SOURCE
The top 10 ways to find your Dream Job

Below are the top 10 things you can do to find your dream job:

  1. Start by knowing what you want (create a Wishlist and be specific!)
  2. Set a statement of intent and do your daily declaration at least once a day (the Mental side of your job search)
  3. Watch your language (avoid words like “hope”, “try”, “it is hard”, “I cannot” etc…)
  4. Network and connect with the right people (80% of jobs are found through word of mouth)
  5. Be proactive in your job hunt and do not just sit back and react (go after what you want and do not just sit around expecting to receive it without effort)
  6. Put together a good resume (for every ten resumes you send out you should get at least three interviews)
  7. Properly prepare for every interview (spend at least two hours preparing prior to every interview)
  8. Interview effectively (make a strong case for why they should hire you by providing compelling evidence)
  9. Have strong follow through whether networking or after an interview (always send a thank you know and remember to follow up with any contacts after a networking event)
  10. Become indispensable to whomever you work for and remember…attitude is everything!

Top 5 Reasons you Should Work with a Recruiter

1) Recruiters have the inside scoop on positions that you might not have access to if you were to apply on your own. They can tell you about personalities and key attributes the firm or company is looking for.

2) More and more companies are utilizing recruiters to hire people and if you are NOT working with a recruiter, they might not consider your resume.
3) A recruiter’s job is to sell you and your background to the company. It is much harder to get yourself into a company just based on your resume. A recruiter has preexisting relationships that can help them sell you and your background.
4) Recruiters can give you valuable coaching and feedback when it comes to your resume. Additionally, recruiters can offer excellent interviewing tips prior to your interviews.
5) Recruiters can also offer valuable training and tutorials to help you progress in your career.

What are the top 10 Resources for Job Seekers?

Knowing where and how to find a job is half the battle. Below are the top 10 resources for someone looking to find a new position:

1) Linkedin.com: Get out there and leverage your social network. Within the next year, Linkedin will be one of the main ways employers search for new talent and you should make sure you appear at the top of their list by creating a top notch profile with strong recommendations.
2) Resume Wizard in Word: Getting a good resume put together does not have to be hard work thanks to Resume Wizard in Word. Resume Wizard offers a variety of templates from functional to reverse chronological style resumes and all you have to do is fill in the blanks with your experience.
3) About.com is another great website that offers a variety of free sample resumes and cover letters to assist you with your job search.
4) Indeed.com: Indeed is a fabulous website that is powered by Google and allows you to search thousands of different job posting websites all at once. Indeed also gives you the option to post your resume for employers to see and to email yourself a list of any hot jobs that might meet your search criteria first thing every morning.
5) Find a good recruiter in your field. You can do this by Googling your specialty area such as “legal” and the word “staffing” and your city. A lot of companies are hiring through recruiters right now because they prefer to hire employees who start off as temps. We have had 6 temporary employees get hired just in the  past 3 weeks.
6) Brush up on your skills. A lot of companies are now testing you on things such as Word, Spelling, Excel, Typing & PowerPoint. It is important that your skills are up to par. You might want to start by practicing your typing at www.typingtest.com and find a local Worksource Center where you can brush up on your technical skills.

RECORDS
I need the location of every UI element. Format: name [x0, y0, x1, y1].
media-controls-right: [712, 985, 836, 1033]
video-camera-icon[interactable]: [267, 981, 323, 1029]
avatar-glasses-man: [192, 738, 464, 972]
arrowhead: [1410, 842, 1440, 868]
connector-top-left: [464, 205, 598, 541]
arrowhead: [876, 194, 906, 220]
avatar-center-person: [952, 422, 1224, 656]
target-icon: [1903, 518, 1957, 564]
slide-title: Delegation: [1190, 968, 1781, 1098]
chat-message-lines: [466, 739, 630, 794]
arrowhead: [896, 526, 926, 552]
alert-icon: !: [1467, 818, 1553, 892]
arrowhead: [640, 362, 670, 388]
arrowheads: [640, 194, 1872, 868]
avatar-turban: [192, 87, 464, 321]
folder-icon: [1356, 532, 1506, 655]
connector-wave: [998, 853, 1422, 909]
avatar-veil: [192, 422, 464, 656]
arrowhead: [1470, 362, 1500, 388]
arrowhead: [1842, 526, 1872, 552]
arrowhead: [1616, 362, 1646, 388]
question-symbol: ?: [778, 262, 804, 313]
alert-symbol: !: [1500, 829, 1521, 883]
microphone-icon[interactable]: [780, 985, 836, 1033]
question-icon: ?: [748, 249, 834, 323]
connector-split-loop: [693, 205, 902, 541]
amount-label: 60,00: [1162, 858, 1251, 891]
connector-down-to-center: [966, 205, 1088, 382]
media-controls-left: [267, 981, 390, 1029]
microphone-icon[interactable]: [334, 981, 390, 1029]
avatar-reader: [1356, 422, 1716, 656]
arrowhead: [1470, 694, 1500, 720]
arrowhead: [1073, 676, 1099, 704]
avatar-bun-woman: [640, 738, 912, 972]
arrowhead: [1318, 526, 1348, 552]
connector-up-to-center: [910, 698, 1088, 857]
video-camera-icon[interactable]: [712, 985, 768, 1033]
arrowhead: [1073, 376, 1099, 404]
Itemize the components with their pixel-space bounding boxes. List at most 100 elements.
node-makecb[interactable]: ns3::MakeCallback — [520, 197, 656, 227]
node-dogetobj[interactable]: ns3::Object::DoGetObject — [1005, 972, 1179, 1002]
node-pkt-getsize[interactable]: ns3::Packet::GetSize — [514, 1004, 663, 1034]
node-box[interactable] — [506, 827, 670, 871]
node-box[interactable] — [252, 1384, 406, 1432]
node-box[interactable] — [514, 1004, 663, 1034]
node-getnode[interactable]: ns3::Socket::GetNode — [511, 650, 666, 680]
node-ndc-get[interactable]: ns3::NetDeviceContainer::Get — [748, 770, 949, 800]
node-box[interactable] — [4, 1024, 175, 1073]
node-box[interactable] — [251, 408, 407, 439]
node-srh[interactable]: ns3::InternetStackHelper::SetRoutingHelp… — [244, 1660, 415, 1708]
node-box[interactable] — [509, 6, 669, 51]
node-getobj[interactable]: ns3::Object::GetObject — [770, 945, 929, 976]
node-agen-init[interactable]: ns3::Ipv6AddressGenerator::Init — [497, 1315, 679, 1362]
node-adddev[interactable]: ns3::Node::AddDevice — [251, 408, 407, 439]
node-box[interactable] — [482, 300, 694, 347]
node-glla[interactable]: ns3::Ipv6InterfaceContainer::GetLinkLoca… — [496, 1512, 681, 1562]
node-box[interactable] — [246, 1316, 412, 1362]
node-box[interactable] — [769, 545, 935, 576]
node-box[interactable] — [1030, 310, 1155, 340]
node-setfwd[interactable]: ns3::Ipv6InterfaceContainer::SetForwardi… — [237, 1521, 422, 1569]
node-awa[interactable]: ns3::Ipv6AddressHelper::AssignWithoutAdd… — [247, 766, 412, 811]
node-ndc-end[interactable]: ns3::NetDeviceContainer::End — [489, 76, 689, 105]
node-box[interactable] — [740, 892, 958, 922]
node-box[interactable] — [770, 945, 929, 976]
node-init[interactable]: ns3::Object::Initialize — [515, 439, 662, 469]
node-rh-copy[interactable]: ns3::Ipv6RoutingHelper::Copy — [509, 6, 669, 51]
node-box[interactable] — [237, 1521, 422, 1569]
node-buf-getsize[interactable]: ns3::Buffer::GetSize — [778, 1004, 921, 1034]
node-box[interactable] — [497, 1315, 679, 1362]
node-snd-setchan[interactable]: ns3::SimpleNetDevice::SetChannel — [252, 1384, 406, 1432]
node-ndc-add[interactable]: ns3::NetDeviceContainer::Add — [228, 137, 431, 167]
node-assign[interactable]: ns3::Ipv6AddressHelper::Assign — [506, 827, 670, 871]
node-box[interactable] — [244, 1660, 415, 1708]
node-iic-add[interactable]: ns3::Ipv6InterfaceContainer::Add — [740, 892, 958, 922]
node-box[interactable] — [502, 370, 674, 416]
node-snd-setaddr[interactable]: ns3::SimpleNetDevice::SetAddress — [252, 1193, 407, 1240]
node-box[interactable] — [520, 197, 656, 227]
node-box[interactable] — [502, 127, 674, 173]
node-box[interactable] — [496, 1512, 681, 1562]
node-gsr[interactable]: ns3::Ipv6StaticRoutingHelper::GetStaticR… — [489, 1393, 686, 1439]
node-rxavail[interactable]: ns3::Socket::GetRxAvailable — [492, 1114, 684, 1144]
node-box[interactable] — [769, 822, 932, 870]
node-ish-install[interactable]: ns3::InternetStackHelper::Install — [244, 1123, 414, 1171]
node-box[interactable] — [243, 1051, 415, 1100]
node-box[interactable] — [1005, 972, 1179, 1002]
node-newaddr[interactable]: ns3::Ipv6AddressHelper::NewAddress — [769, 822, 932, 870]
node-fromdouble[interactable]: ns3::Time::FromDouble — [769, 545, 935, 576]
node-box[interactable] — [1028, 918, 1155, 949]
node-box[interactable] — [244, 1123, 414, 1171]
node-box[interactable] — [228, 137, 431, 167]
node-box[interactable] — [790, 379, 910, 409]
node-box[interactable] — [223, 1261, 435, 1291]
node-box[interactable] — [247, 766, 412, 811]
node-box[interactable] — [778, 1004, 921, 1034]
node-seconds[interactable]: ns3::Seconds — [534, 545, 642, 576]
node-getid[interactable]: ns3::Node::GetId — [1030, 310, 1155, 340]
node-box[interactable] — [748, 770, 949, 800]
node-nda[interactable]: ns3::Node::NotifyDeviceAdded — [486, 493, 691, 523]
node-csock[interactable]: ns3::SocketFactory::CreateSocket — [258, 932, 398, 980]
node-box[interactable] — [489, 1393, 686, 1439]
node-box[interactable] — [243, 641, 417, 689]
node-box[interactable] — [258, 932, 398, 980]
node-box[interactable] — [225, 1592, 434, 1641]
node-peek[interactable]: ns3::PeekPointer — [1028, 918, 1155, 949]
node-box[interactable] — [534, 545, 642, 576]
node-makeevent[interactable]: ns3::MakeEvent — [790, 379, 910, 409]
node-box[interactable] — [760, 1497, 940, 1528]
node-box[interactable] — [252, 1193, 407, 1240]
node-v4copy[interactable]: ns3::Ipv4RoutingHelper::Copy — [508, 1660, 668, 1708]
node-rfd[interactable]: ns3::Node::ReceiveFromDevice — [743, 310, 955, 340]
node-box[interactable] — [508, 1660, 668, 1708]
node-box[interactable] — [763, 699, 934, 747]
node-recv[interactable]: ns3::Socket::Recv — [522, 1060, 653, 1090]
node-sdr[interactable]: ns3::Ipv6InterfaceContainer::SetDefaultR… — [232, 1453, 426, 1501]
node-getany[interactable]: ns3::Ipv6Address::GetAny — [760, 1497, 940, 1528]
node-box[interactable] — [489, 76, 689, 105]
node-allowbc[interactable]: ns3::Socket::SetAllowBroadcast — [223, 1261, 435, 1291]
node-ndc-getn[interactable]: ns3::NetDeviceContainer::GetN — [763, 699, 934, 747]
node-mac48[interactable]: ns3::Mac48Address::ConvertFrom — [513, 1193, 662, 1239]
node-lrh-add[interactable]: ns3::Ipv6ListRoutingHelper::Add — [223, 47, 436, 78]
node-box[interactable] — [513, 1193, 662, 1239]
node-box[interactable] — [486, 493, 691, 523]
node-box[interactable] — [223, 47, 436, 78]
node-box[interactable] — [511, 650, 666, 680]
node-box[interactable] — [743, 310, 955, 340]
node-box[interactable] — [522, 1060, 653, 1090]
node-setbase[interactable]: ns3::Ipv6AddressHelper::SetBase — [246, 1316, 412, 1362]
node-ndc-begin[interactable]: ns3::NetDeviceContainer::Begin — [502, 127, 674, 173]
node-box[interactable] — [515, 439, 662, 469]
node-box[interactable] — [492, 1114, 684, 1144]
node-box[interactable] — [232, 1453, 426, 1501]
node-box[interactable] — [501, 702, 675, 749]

THINGS TO DO
[1] Answer these questions using the job-search advice text, with one answer per line, marked the same way:
(a) What share of jobs does the text say are found through word of mouth?
(b) Besides positions, what can recruiters tell you about, according to the reasons for working with one?
(c) How many temporary employees does the text say were hired in the past 3 weeks?
[2] Decide whether each statement below agrees with the job-search advice text. Answer yes or no, and quote the words from the text that settle it.
(a) You should spend at least one hour preparing before every interview.
(b) Indeed lets you post your resume for employers to see.
(c) Resume Wizard offers templates only in the reverse chronological style.
[3] Continue the job-search advice text, starting right after its last sentence.

TASK RESULTS
[1]
(a) 80%
(b) The personalities and key attributes the firm or company is looking for
(c) 6

[2]
(a) No: "spend at least two hours preparing prior to every interview"
(b) Yes: "Indeed also gives you the option to post your resume for employers to see"
(c) No: "Resume Wizard offers a variety of templates from functional to reverse chronological style resumes"

[3]
7) Inthecalendar.com is a great website that lists a variety of networking events within 20 miles of your house. It is important to get out and go to a variety of networking events since 80% of jobs are found through word of mouth. You also may want to try www.meetup.com.
8) Use alumni and professional networks to find out about jobs that might not be posted on the job boards. 
9) Find good blogs with great interviewing tips. You can use Google to find top interviewing advice websites and/or find career coaches who can help you fine tune your interviewing skills.
10) Old colleagues and classmates can be a great resource for helping you find your next position. Don’t be afraid to use Facebook to reach out to people you already know and see if they can offer potential resources for you with your job search.

How to maximize the time you spend job hunting by adding valuable experience to your resume

One thing that most unemployed professionals have in common is time. When you find yourself unexpectedly unemployed you may find that you have more time on your hands then you did before. The question is: how do you use this time effectively to help facilitate your job search? There are many things you can do to maximize your time while you job hunt. A few of the different ways you can make the most of your time job hunting include networking, using Social Media, gaining education and volunteering your time. The area that we are going to focus on today is how you can volunteer your time to add valuable experience to your resume.

Even though you are not working, it does not mean you cannot volunteer your time to contribute to organizations that can use your skills and experience. There are thousands of companies and organizations that thrive off of utilizing volunteers. By volunteering, you are giving back to your community AND you are gaining important experience that you can list on your resume. By listing your volunteering experience on your resume you are letting potential employers know that you are keeping your skills fresh and are looking to add new skills to make you even more of an asset to the next company who hires you.

There are two different ways to go about volunteering. One way you could go about it is to find any charitable organization or cause that you believe in and to offer any skills you can to support the company or organization. Another way to volunteer would be to specifically target companies that you want to work for and offer your services free of charge so that you can keep your skills fresh or gain new skills in an area you are interested in.

Once you have decided which direction you want to take your volunteering in, the next step is finding the company that needs your services. You can go to the following website to find a list of charitable organizations that are always looking for volunteers:

www.volunteermatch.org/ 

 If you are in sales, you might want to try your hand at fundraising. If you are an administrative professional you might want to offer admin support. If you are looking to target specific companies you may want to utilize Linkedin to find out who the appropriate party would be to reach out to and offer your pro bono services to. For example, if you were a legal assistant, you might want to look up solo practioners on www.linkedin.com and reach out to attorneys who could potentially use your help and offer them assistance with filing or the like. You never know, it could even turn into a full time, paid position down the road.

The point is that good help is always hard to find! If you are a job seeker who wants to give back and add value to your resume, then I would suggest looking into different options of how you can volunteer.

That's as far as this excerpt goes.